Scan the entries below and count the lines holding the string "교실에서". Supply only the number.

======

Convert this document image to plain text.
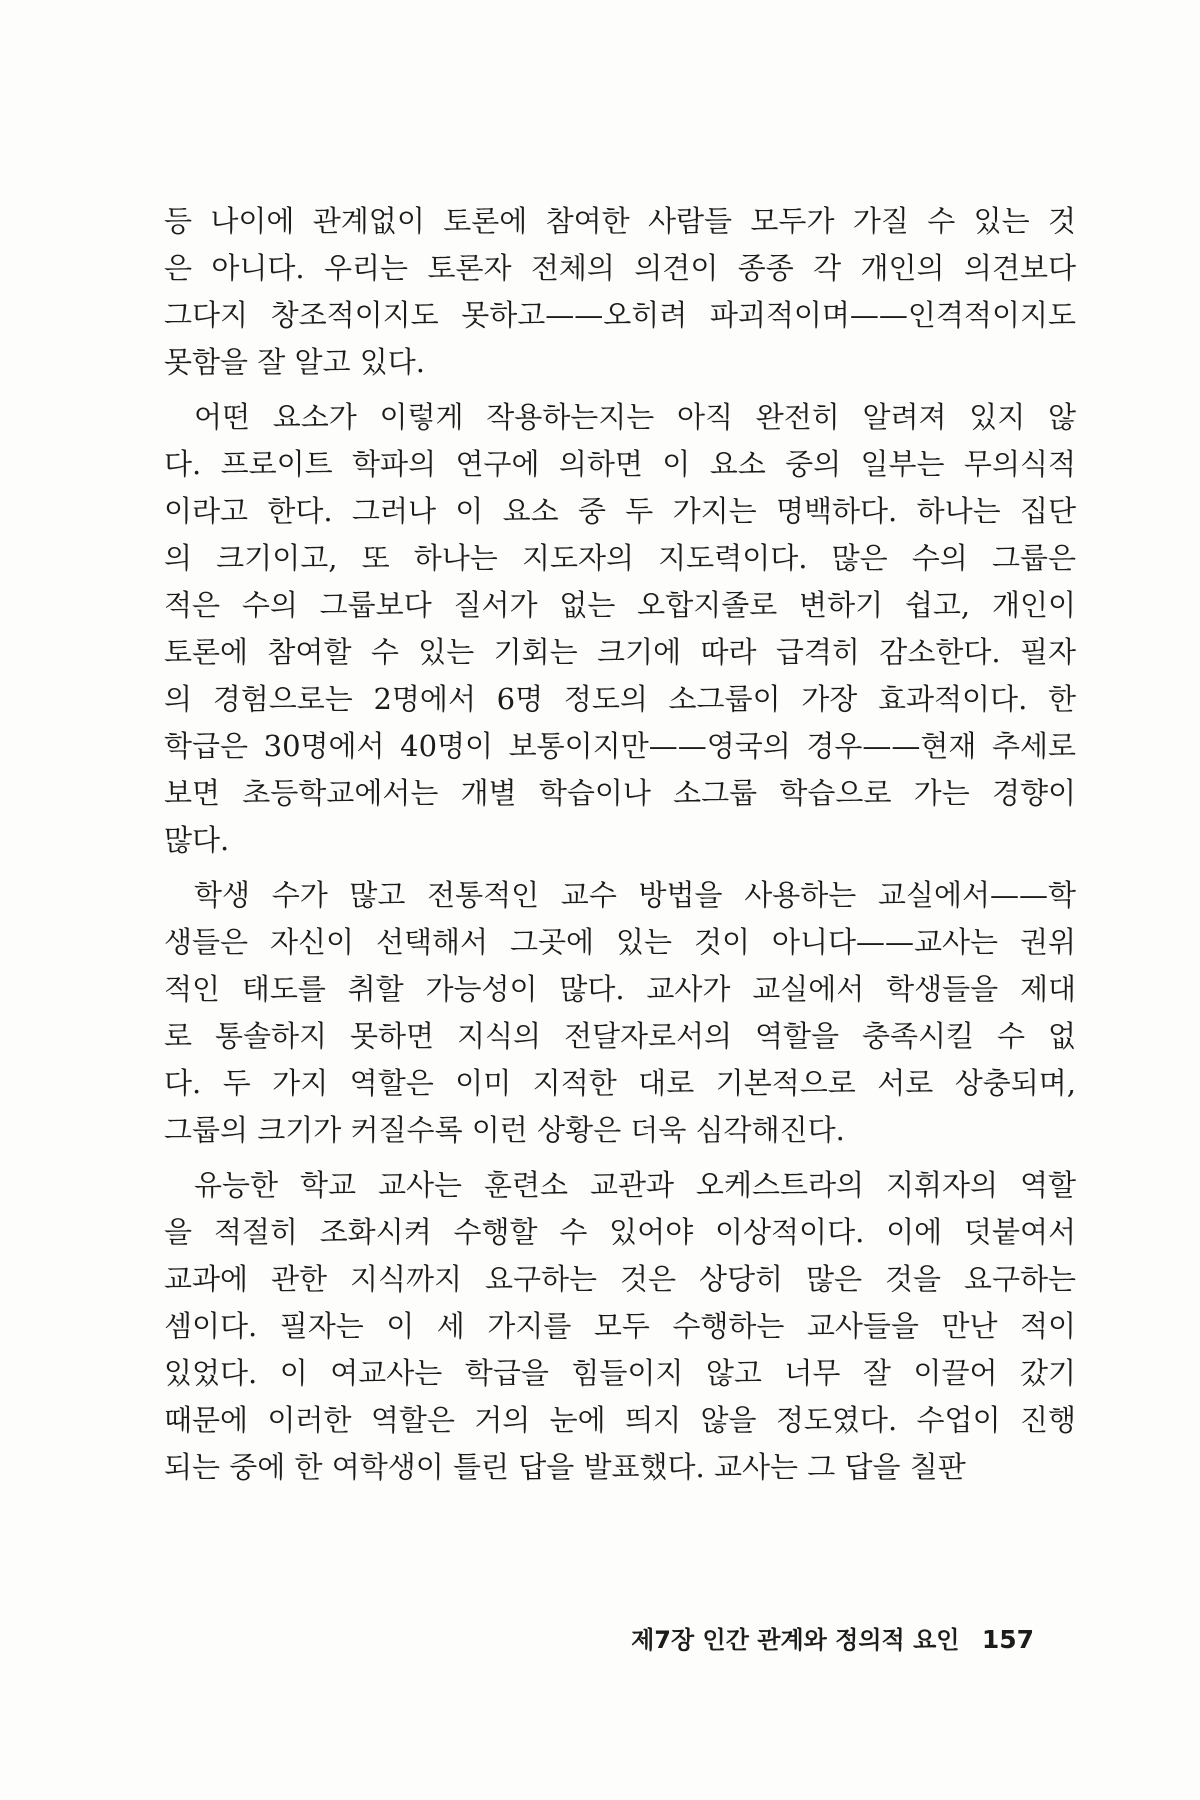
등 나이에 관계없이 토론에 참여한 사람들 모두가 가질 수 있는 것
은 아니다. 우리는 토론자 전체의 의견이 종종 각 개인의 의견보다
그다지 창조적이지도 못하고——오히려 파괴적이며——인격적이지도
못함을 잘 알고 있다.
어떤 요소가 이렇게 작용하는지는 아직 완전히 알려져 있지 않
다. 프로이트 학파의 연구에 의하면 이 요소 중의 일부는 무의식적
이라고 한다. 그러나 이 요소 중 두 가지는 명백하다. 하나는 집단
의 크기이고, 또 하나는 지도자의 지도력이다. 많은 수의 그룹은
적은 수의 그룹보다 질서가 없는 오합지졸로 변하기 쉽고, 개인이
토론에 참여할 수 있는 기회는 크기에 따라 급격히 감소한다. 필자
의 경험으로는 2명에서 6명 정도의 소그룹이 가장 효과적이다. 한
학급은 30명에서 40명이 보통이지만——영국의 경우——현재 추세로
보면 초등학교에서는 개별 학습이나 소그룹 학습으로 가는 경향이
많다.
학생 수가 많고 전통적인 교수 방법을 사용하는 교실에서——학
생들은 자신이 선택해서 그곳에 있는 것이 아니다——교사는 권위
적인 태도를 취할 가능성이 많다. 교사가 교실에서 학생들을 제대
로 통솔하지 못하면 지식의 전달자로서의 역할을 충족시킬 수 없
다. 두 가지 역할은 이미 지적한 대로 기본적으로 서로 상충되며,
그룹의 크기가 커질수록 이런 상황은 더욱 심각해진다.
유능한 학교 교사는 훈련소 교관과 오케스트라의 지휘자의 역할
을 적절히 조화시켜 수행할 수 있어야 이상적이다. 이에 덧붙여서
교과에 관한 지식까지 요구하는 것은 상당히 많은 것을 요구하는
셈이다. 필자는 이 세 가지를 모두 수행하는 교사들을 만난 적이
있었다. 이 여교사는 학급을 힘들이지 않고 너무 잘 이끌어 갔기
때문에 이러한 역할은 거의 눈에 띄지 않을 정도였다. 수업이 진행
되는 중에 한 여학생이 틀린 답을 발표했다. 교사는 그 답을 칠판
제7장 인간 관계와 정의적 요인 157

======

> _Reply to the exercise_
2